▼

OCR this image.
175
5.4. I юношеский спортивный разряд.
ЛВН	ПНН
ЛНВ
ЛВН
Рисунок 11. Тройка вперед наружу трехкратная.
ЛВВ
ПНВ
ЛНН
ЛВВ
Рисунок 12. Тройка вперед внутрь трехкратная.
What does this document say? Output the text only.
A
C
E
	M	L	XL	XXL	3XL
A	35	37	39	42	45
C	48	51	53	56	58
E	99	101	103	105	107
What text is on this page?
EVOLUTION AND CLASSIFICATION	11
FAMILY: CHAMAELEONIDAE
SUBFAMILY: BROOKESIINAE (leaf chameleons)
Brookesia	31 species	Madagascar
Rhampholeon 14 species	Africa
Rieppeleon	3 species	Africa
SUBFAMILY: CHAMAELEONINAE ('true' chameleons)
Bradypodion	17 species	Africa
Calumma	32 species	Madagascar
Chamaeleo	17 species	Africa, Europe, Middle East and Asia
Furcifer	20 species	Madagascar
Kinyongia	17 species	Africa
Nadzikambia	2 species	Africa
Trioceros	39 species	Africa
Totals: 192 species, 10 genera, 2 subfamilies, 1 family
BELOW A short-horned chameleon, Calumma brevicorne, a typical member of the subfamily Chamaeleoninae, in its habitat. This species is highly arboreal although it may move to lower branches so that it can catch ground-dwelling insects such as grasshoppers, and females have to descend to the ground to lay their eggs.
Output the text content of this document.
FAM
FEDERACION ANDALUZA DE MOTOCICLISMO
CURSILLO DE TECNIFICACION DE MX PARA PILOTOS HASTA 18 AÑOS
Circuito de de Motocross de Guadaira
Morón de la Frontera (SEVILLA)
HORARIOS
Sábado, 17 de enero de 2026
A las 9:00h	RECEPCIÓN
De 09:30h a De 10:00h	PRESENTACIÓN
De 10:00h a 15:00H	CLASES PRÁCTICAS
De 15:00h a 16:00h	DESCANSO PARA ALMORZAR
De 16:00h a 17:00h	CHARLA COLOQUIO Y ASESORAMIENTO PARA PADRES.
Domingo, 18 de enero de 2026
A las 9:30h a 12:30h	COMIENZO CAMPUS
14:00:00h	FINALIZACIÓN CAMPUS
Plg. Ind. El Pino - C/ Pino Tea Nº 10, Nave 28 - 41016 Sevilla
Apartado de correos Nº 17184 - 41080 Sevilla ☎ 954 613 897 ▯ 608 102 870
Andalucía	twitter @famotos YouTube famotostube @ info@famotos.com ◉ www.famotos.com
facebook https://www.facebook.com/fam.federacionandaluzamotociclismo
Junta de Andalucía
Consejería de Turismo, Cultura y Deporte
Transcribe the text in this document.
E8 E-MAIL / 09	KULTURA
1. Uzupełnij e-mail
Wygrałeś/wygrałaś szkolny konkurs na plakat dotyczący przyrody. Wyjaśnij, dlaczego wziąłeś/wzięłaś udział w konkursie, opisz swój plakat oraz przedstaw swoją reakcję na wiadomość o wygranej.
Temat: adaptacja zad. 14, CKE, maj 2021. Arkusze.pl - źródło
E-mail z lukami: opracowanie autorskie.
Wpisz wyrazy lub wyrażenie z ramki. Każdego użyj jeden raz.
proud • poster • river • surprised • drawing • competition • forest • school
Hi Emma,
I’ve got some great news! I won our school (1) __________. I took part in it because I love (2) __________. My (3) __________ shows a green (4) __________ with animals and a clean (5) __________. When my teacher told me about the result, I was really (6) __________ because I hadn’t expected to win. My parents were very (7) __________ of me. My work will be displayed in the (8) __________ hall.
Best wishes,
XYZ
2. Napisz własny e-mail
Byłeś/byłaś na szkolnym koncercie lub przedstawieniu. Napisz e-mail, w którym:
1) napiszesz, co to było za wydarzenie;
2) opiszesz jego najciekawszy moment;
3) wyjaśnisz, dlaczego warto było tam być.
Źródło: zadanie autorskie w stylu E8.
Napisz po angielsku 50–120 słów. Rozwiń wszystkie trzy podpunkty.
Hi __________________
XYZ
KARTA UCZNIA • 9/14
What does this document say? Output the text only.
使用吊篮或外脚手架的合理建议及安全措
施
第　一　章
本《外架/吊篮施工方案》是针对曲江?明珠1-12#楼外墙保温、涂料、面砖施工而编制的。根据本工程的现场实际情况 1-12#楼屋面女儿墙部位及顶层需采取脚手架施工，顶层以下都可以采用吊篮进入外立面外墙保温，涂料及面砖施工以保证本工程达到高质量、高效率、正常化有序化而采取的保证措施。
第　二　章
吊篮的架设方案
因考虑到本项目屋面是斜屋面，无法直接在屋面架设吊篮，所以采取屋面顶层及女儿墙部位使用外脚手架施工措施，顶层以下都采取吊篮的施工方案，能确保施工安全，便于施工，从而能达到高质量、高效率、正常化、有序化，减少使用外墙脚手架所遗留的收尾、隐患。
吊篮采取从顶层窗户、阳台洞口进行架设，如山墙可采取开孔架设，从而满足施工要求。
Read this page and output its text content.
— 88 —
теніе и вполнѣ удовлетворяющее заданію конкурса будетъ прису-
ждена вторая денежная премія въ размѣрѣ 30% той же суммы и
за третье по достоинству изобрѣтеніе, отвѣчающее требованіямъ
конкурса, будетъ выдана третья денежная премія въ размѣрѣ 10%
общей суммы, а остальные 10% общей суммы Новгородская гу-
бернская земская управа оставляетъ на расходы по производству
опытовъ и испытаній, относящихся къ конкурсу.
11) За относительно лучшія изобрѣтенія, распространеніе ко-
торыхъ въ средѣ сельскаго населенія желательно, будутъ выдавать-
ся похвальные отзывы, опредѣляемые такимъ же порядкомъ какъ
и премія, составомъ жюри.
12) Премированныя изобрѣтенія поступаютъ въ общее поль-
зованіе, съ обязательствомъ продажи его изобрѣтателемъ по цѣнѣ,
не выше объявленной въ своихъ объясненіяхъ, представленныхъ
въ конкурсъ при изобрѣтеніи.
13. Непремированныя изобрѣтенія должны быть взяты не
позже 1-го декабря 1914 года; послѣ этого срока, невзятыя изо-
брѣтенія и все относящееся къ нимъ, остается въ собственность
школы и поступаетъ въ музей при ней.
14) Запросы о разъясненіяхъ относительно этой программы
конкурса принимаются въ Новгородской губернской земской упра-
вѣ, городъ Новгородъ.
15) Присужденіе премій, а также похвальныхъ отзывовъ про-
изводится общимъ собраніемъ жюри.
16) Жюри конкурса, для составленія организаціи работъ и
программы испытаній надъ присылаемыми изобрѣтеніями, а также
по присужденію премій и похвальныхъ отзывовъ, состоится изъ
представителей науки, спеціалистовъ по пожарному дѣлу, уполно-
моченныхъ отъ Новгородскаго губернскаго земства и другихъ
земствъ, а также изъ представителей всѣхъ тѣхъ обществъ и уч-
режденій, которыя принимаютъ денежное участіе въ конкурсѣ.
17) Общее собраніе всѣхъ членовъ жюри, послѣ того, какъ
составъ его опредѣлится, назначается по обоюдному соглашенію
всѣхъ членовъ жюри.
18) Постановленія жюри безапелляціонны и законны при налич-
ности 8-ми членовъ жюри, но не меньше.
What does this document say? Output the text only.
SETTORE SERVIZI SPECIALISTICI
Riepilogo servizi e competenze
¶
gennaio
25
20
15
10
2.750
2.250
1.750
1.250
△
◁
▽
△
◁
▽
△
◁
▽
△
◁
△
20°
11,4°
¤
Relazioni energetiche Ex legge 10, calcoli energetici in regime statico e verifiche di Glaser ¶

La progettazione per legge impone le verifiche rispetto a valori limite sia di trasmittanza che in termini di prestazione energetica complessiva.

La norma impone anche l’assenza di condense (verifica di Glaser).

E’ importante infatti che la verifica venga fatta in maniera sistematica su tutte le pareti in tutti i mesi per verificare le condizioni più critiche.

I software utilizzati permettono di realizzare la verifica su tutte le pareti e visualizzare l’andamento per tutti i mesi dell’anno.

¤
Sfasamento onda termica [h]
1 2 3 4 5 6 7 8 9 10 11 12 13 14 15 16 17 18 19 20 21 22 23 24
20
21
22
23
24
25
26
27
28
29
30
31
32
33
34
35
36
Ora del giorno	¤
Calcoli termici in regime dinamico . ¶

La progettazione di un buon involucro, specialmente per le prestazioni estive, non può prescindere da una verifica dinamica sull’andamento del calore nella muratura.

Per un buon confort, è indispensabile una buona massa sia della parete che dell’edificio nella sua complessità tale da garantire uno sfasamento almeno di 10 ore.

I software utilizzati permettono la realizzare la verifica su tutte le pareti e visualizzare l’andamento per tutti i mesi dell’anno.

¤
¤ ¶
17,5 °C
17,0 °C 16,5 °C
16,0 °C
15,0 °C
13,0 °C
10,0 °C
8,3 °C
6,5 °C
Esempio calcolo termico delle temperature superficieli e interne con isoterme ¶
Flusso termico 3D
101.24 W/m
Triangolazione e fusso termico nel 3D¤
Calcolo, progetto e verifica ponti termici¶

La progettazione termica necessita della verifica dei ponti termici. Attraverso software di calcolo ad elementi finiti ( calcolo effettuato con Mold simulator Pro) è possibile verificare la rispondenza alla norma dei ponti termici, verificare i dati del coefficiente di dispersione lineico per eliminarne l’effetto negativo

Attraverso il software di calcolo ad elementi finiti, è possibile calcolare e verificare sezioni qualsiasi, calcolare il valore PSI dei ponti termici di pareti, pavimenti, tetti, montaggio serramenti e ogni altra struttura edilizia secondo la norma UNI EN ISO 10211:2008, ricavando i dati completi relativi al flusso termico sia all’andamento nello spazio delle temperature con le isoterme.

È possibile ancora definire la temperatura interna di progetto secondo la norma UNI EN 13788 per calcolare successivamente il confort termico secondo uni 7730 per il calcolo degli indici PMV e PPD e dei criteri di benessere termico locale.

▲

Within the listing above, copy each line that has the string "конкурса".

теніе и вполнѣ удовлетворяющее заданію конкурса будетъ прису-
конкурса, будетъ выдана третья денежная премія въ размѣрѣ 10%
конкурса принимаются въ Новгородской губернской земской упра-
16) Жюри конкурса, для составленія организаціи работъ и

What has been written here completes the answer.